→ **Stored entries**

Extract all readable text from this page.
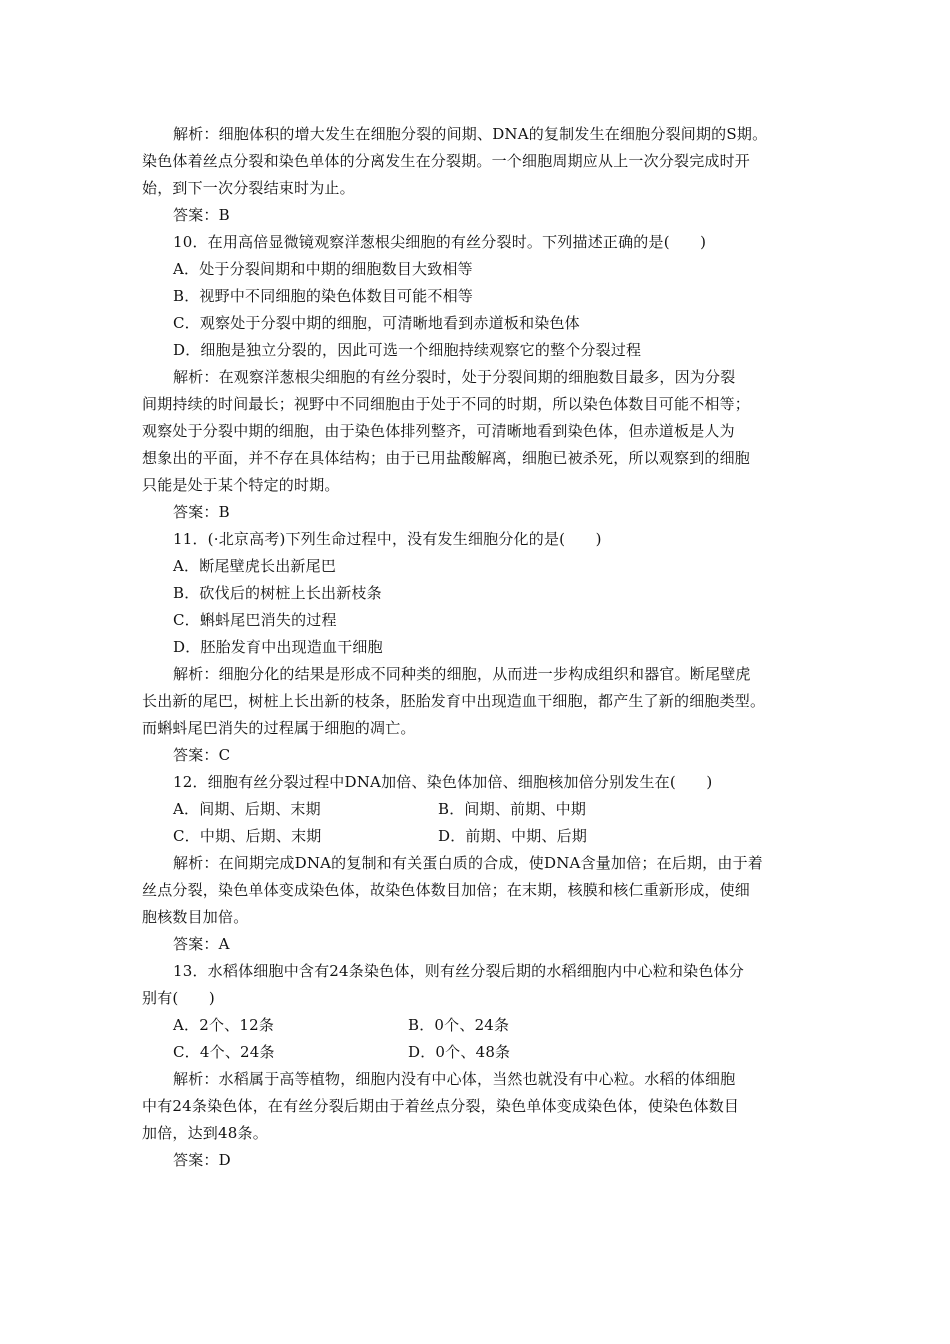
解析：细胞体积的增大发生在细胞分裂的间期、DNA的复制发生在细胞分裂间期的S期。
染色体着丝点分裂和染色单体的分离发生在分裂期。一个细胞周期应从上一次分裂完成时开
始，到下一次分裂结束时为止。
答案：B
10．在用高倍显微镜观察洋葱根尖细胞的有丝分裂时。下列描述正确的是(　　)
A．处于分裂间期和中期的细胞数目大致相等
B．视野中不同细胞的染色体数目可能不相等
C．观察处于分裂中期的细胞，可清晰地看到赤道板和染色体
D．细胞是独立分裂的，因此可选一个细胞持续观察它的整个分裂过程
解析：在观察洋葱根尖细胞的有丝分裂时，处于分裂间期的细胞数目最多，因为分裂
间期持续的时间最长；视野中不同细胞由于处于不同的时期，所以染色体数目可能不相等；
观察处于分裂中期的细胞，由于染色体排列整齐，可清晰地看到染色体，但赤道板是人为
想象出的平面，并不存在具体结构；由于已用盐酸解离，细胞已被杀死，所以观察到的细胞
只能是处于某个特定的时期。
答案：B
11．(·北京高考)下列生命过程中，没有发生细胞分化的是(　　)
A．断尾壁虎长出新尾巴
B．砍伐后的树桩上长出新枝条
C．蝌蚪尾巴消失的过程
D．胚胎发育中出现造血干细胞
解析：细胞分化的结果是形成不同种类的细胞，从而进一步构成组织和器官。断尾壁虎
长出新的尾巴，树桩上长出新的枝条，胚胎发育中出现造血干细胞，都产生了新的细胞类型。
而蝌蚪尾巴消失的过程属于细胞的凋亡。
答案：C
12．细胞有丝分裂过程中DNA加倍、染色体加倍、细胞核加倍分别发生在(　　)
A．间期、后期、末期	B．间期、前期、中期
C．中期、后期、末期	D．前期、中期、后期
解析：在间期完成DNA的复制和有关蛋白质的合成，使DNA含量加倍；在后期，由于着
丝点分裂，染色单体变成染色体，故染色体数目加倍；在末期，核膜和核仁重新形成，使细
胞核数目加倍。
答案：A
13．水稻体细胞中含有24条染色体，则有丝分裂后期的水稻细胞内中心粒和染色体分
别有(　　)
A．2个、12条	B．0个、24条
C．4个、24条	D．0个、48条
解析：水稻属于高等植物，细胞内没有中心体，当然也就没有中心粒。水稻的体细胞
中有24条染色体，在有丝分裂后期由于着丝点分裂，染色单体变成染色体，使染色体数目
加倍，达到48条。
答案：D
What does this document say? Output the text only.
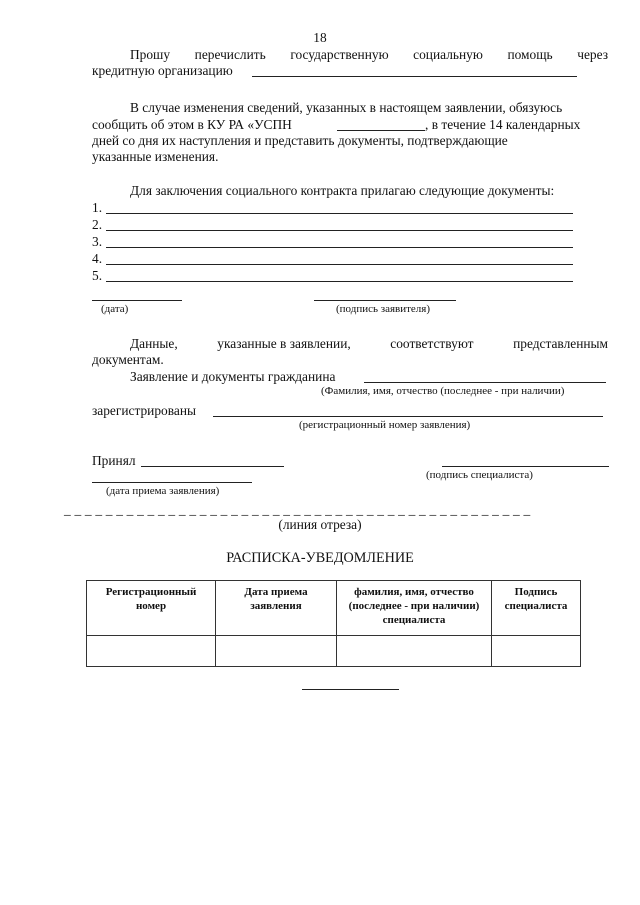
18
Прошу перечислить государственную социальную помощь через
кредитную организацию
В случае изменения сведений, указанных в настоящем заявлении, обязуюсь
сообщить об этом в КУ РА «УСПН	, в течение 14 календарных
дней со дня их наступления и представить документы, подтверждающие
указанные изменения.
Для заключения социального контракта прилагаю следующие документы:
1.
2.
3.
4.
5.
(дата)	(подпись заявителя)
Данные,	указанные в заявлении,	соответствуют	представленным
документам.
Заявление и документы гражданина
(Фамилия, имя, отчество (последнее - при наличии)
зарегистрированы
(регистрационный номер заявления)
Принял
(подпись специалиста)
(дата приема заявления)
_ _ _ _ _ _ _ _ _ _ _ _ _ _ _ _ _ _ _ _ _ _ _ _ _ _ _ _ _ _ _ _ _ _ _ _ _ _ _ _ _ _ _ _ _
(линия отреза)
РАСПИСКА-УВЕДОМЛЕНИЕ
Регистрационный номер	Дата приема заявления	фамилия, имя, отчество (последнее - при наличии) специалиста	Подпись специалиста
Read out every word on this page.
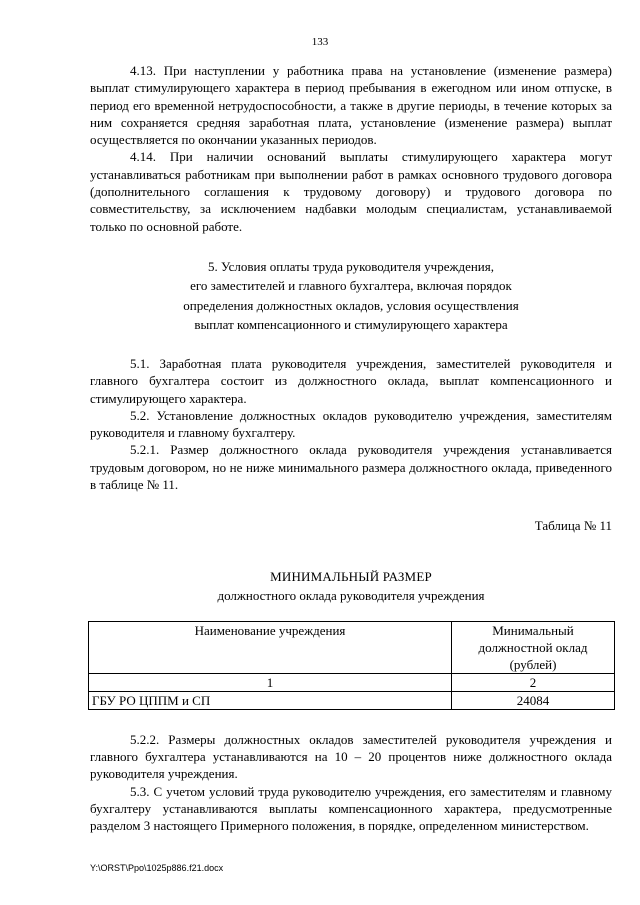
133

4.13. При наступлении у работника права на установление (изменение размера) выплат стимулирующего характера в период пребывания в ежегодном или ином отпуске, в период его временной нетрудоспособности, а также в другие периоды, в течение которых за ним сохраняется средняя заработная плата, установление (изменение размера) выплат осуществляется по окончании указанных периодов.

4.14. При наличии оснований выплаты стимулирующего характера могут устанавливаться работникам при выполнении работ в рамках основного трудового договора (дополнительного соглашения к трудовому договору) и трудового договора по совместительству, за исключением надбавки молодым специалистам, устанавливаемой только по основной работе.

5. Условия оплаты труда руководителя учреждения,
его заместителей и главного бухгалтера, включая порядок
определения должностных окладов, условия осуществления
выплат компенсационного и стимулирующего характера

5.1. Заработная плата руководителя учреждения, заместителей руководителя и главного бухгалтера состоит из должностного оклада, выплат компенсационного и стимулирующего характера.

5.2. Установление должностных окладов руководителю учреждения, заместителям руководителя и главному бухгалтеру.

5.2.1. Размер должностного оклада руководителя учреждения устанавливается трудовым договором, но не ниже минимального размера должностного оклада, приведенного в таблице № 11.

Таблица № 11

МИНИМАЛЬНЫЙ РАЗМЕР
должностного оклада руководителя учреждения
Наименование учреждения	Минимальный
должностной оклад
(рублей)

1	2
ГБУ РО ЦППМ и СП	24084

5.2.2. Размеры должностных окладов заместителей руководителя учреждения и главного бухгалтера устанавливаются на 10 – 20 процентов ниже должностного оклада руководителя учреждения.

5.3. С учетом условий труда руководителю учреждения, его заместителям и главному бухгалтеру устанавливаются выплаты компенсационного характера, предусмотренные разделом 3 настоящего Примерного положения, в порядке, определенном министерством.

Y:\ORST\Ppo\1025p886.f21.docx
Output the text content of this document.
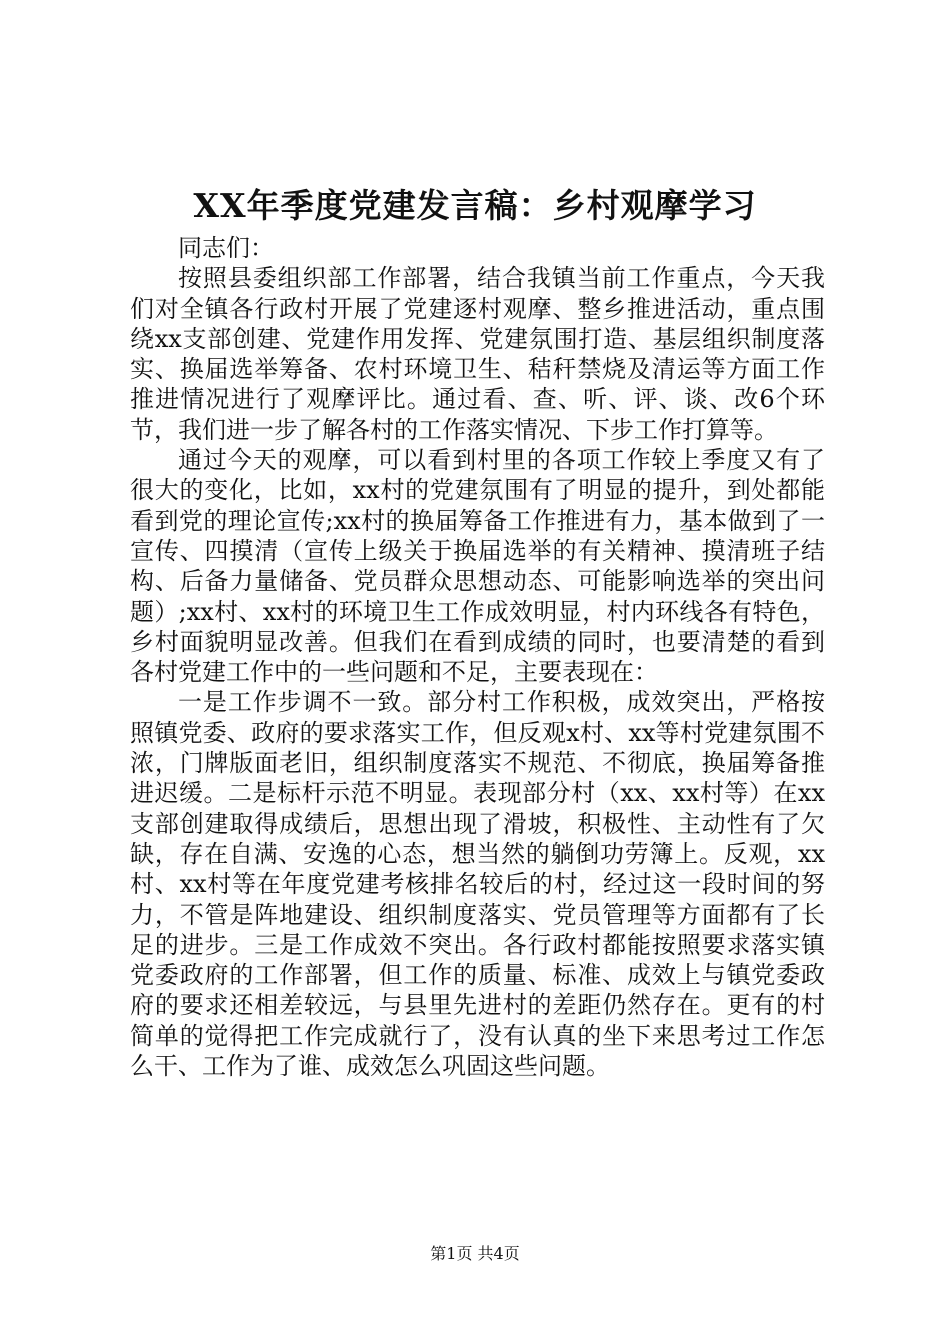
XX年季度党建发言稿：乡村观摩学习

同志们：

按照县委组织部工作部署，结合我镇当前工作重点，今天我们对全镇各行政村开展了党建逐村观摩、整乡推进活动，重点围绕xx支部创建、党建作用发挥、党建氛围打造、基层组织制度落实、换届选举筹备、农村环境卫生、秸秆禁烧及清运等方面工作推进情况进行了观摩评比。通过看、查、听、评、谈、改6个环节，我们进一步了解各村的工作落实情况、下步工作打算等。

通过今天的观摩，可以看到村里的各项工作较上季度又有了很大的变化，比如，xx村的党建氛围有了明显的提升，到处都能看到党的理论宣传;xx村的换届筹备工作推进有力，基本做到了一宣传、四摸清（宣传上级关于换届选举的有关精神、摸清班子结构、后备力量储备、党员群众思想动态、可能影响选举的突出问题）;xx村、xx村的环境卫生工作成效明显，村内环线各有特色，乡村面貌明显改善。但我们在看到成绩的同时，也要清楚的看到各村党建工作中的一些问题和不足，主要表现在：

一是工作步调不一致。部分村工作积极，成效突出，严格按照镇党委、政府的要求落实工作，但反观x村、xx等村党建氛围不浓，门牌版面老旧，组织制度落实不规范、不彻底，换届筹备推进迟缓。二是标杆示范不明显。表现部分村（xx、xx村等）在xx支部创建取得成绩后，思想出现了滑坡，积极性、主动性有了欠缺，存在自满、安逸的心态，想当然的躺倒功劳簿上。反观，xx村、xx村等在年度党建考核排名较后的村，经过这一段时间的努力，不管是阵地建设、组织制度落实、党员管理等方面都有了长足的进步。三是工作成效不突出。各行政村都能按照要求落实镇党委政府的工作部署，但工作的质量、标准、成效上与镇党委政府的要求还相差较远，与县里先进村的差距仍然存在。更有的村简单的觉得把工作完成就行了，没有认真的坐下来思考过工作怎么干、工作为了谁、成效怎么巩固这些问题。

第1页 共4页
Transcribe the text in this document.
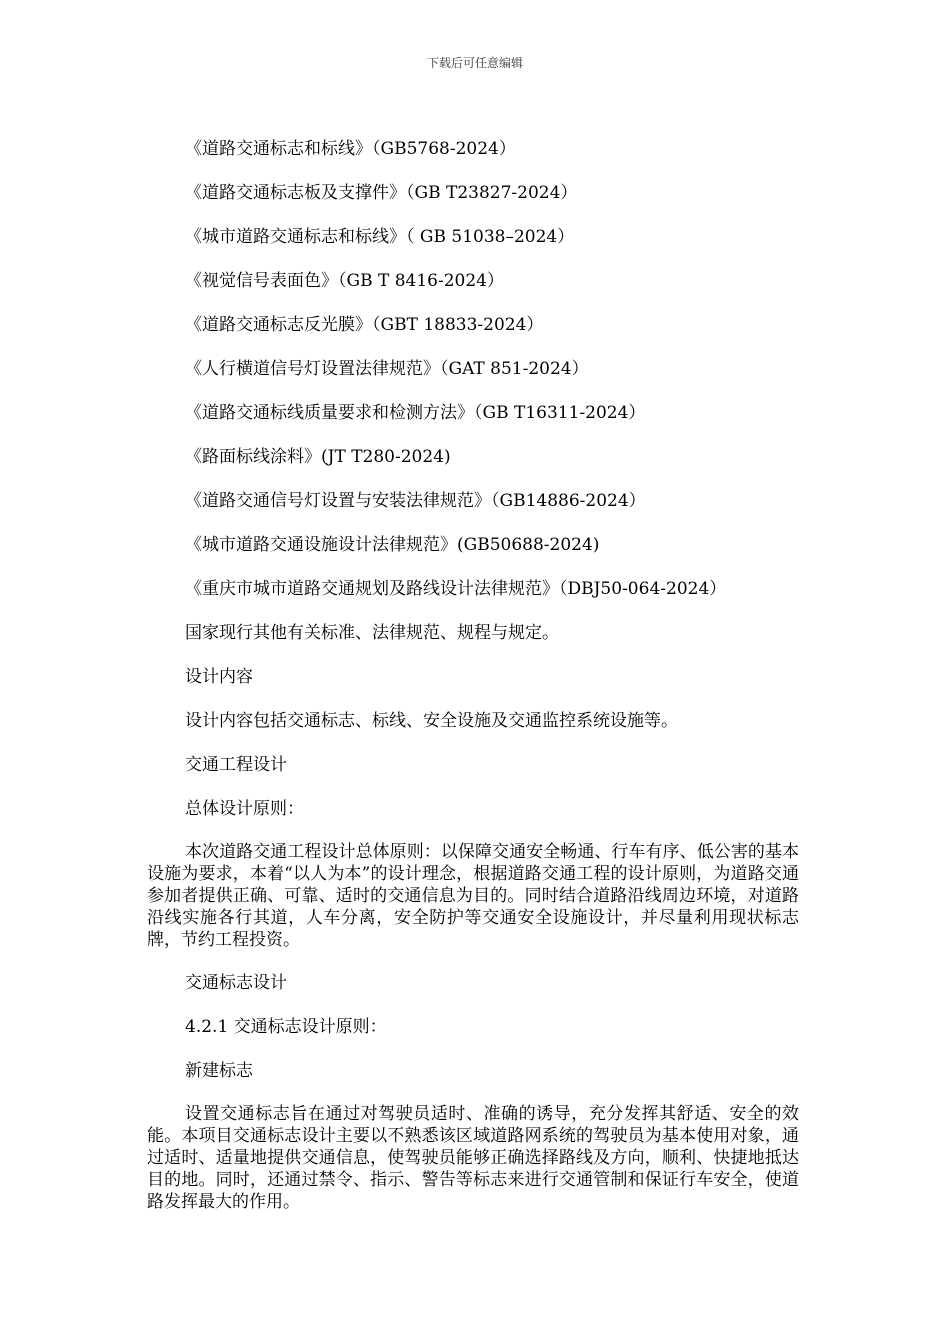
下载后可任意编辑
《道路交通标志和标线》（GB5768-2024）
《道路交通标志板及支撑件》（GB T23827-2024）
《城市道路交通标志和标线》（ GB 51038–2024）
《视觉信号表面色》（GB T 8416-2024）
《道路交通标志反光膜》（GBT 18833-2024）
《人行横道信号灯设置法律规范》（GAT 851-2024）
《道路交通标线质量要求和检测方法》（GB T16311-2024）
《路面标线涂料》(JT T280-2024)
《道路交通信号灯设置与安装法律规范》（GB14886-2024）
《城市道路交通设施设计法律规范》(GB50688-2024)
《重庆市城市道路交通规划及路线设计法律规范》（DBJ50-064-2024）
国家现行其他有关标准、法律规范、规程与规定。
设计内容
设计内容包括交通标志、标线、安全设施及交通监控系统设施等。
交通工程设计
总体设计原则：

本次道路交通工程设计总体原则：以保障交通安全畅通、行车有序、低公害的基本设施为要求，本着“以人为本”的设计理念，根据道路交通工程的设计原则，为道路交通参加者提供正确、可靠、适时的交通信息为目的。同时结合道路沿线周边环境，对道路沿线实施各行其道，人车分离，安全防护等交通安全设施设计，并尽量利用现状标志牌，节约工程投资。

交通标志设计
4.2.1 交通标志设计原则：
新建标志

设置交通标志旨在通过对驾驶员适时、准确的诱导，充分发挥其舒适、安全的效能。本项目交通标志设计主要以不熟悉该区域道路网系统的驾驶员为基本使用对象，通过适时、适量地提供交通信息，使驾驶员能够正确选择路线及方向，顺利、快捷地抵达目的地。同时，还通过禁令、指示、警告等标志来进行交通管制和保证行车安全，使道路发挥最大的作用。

→ **THE PROBLEM**
Copy every line of the listing containing the string "главному".

→ **EXERCISE ANSWER**
5.2. Установление должностных окладов руководителю учреждения, заместителям руководителя и главному бухгалтеру.
5.3. С учетом условий труда руководителю учреждения, его заместителям и главному бухгалтеру устанавливаются выплаты компенсационного характера, предусмотренные разделом 3 настоящего Примерного положения, в порядке, определенном министерством.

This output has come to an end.